## Task directions
Return the whole listing, line for line, without the pictures in it.

## Available records
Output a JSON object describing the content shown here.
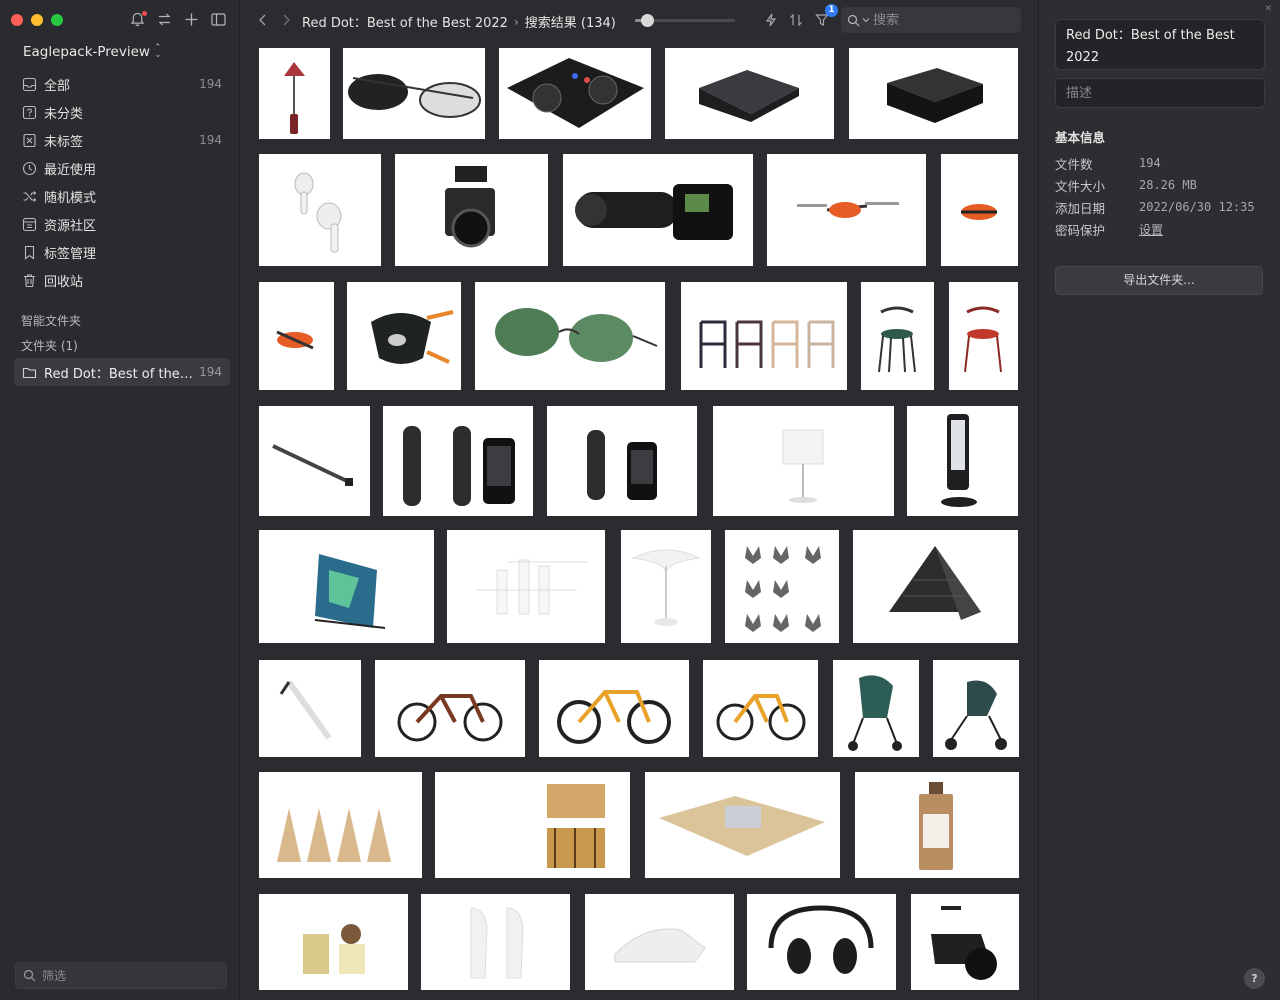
{
  "sidebar": {
    "library_name": "Eaglepack-Preview",
    "library_chevron": "⌃⌄",
    "nav": [
      {
        "label": "全部",
        "count": "194",
        "icon": "inbox-icon"
      },
      {
        "label": "未分类",
        "count": "",
        "icon": "question-box-icon"
      },
      {
        "label": "未标签",
        "count": "194",
        "icon": "tag-off-icon"
      },
      {
        "label": "最近使用",
        "count": "",
        "icon": "clock-icon"
      },
      {
        "label": "随机模式",
        "count": "",
        "icon": "shuffle-icon"
      },
      {
        "label": "资源社区",
        "count": "",
        "icon": "community-icon"
      },
      {
        "label": "标签管理",
        "count": "",
        "icon": "bookmark-icon"
      },
      {
        "label": "回收站",
        "count": "",
        "icon": "trash-icon"
      }
    ],
    "smart_folders_label": "智能文件夹",
    "folders_label": "文件夹 (1)",
    "folder": {
      "label": "Red Dot：Best of the ...",
      "count": "194"
    },
    "filter_placeholder": "筛选"
  },
  "toolbar": {
    "breadcrumb_folder": "Red Dot：Best of the Best 2022",
    "breadcrumb_sep": "›",
    "breadcrumb_current": "搜索结果 (134)",
    "zoom_level": 0.12,
    "filter_badge": "1",
    "search_placeholder": "搜索"
  },
  "inspector": {
    "title": "Red Dot：Best of the Best 2022",
    "description_placeholder": "描述",
    "info_heading": "基本信息",
    "rows": [
      {
        "key": "文件数",
        "value": "194"
      },
      {
        "key": "文件大小",
        "value": "28.26 MB"
      },
      {
        "key": "添加日期",
        "value": "2022/06/30 12:35"
      },
      {
        "key": "密码保护",
        "value": "设置"
      }
    ],
    "export_label": "导出文件夹...",
    "help_label": "?",
    "close_label": "✕"
  },
  "colors": {
    "accent": "#2f7cf6",
    "sidebar_bg": "#2a2b2e",
    "content_bg": "#2b2c2f",
    "selected_bg": "#3a3b3f"
  }
}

## Result below
Output a JSON object describing the content shown here.
{
  "sidebar": {
    "library_name": "Eaglepack-Preview",
    "library_chevron": "⌃⌄",
    "nav": [
      {
        "label": "全部",
        "count": "194",
        "icon": "inbox-icon"
      },
      {
        "label": "未分类",
        "count": "",
        "icon": "question-box-icon"
      },
      {
        "label": "未标签",
        "count": "194",
        "icon": "tag-off-icon"
      },
      {
        "label": "最近使用",
        "count": "",
        "icon": "clock-icon"
      },
      {
        "label": "随机模式",
        "count": "",
        "icon": "shuffle-icon"
      },
      {
        "label": "资源社区",
        "count": "",
        "icon": "community-icon"
      },
      {
        "label": "标签管理",
        "count": "",
        "icon": "bookmark-icon"
      },
      {
        "label": "回收站",
        "count": "",
        "icon": "trash-icon"
      }
    ],
    "smart_folders_label": "智能文件夹",
    "folders_label": "文件夹 (1)",
    "folder": {
      "label": "Red Dot：Best of the ...",
      "count": "194"
    },
    "filter_placeholder": "筛选"
  },
  "toolbar": {
    "breadcrumb_folder": "Red Dot：Best of the Best 2022",
    "breadcrumb_sep": "›",
    "breadcrumb_current": "搜索结果 (134)",
    "zoom_level": 0.12,
    "filter_badge": "1",
    "search_placeholder": "搜索"
  },
  "inspector": {
    "title": "Red Dot：Best of the Best 2022",
    "description_placeholder": "描述",
    "info_heading": "基本信息",
    "rows": [
      {
        "key": "文件数",
        "value": "194"
      },
      {
        "key": "文件大小",
        "value": "28.26 MB"
      },
      {
        "key": "添加日期",
        "value": "2022/06/30 12:35"
      },
      {
        "key": "密码保护",
        "value": "设置"
      }
    ],
    "export_label": "导出文件夹...",
    "help_label": "?",
    "close_label": "✕"
  },
  "colors": {
    "accent": "#2f7cf6",
    "sidebar_bg": "#2a2b2e",
    "content_bg": "#2b2c2f",
    "selected_bg": "#3a3b3f"
  }
}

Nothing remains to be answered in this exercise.